Just a note about QNAP iSCSI: I hope to have the chance to throw it in the wastebin the that device as soon as possible :) , but for complete information I have to say that I was able to add a new storage domain using QNAP iSCSI LUNs after the HE was setup on different target.
So the problem was only within the HE deployment.


On 23/10/23 18:27, Giuliano David wrote:
Thanks for your suggestion.
I checked the /etc/iscsi/initiatorname.iscsi content of all my nodes, and they are uniques.
The iSCSI target was a QNAP system with 10Gb/s NIC. I set up a new target on a Debian server and the deploy ended successfully (many other errors on iSCSI deploying the HE, but i managed to solve them)
It is now clear to me that:
- QNAP iSCSI target introduces something nasty that oVirt HE deploy cannot manage
- ovirt-hosted-engine-cleanup is not enough to clean the HE setup environment on the node: manual clean of some directories and a reboot are necessary too.
-
The ansible script used to deploy oVirt HE is soooooooo fragile ... One thing should be implemented on it: the chance to suspend the script on failures, let the administrator fix the issue and then resume the script from the failing step (instead of aborting the deployment and performing the cleanup messing up the logfile too)

Thanks

giuliano


On 21/10/23 21:08, Strahil Nikolov wrote:
Simplest thing to check is if your host can discover and write to the LUN. Is it possible that more than 1 node has the same client IQN ?

Best Regards,
Strahil Nikolov 




On Friday, October 20, 2023, 12:38 PM, Giuliano David <giuliano.david@nvgroup.it> wrote:

Hi everyone.
I need help understanding a failure deploying the hosted engine on a
fresh-installed oVirt 4.5.4 el8 node.
After the setup via official ISO, I login via ssh in the node and I
issue the command:

# hosted-engine --deploy --4 --ansible-extra-vars=he_offline_deployment=true
-- Note --
The extra ansible variable is the only way I found to inhibit the
deployed hosted engine downloading last OS updates that will break
Python compatibility between the ansible playbook in the node deploying
and the ansible host in the engine deployed.
Without that extra variable the deployment fails with fancy reasons.
-- End note --

The deployment goes, until i specify an iSCSI target and a (free) LUN.

• _Record set_
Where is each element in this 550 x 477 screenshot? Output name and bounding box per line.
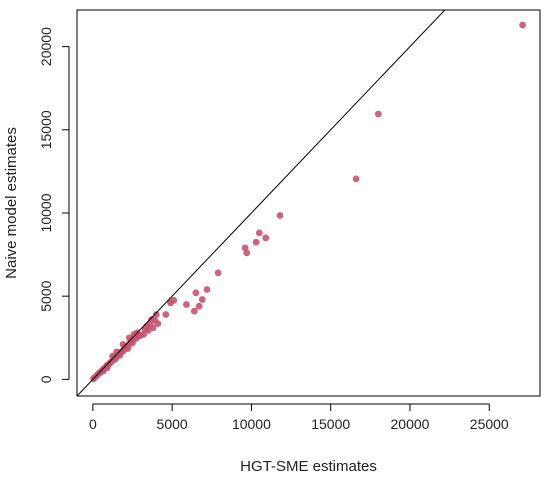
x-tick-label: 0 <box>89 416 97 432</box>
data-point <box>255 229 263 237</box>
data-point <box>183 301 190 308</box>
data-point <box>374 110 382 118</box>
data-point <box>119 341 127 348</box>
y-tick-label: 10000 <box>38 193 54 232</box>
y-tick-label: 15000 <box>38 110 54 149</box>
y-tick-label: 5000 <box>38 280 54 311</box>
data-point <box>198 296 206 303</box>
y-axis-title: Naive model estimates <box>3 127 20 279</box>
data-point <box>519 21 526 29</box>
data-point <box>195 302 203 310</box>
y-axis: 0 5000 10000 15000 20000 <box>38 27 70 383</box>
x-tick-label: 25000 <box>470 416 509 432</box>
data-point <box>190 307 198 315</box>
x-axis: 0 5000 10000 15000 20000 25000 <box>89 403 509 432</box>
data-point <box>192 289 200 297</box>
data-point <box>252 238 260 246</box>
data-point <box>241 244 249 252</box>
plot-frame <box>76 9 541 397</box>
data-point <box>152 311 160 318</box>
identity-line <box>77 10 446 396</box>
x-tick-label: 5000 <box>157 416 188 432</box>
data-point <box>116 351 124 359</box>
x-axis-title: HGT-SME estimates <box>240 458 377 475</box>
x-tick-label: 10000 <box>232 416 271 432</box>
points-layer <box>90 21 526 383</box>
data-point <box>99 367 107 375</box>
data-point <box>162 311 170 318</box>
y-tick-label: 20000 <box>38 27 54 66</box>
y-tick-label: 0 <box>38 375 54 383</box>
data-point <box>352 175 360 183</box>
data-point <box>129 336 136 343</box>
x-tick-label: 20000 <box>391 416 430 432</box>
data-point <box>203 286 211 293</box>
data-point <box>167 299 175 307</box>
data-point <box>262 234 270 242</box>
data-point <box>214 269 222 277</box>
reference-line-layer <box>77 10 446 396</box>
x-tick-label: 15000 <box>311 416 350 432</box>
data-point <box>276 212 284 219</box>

* * *

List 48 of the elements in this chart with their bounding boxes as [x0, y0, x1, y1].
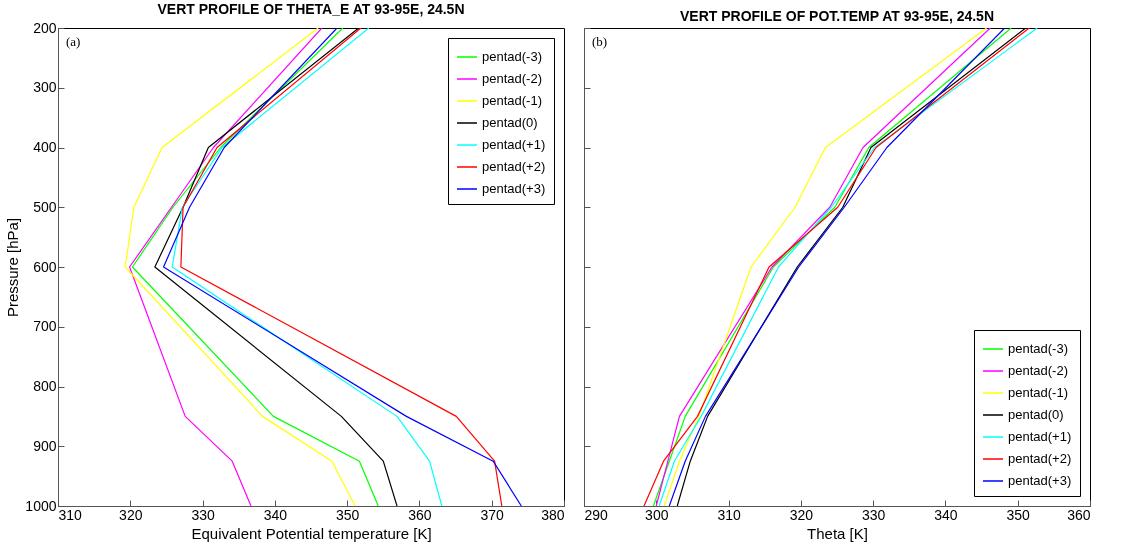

• _Exercise set_
A: Translate this sentence from the oVirt deployment thread into Spanish: "So the problem was only within the HE deployment."
B: In the oVirt deployment thread, rewrite the part that begins at the words "On 21/10/23 21:08, Strahil" and stops after "Hi everyone.", changing "client IQN" to "initiator IQN".

• _Exercise responses_
A: Así que el problema estaba únicamente en el despliegue del HE.

B:
On 21/10/23 21:08, Strahil Nikolov wrote:
Simplest thing to check is if your host can discover and write to the LUN. Is it possible that more than 1 node has the same initiator IQN ?

Best Regards,
Strahil Nikolov 




On Friday, October 20, 2023, 12:38 PM, Giuliano David <giuliano.david@nvgroup.it> wrote:

Hi everyone.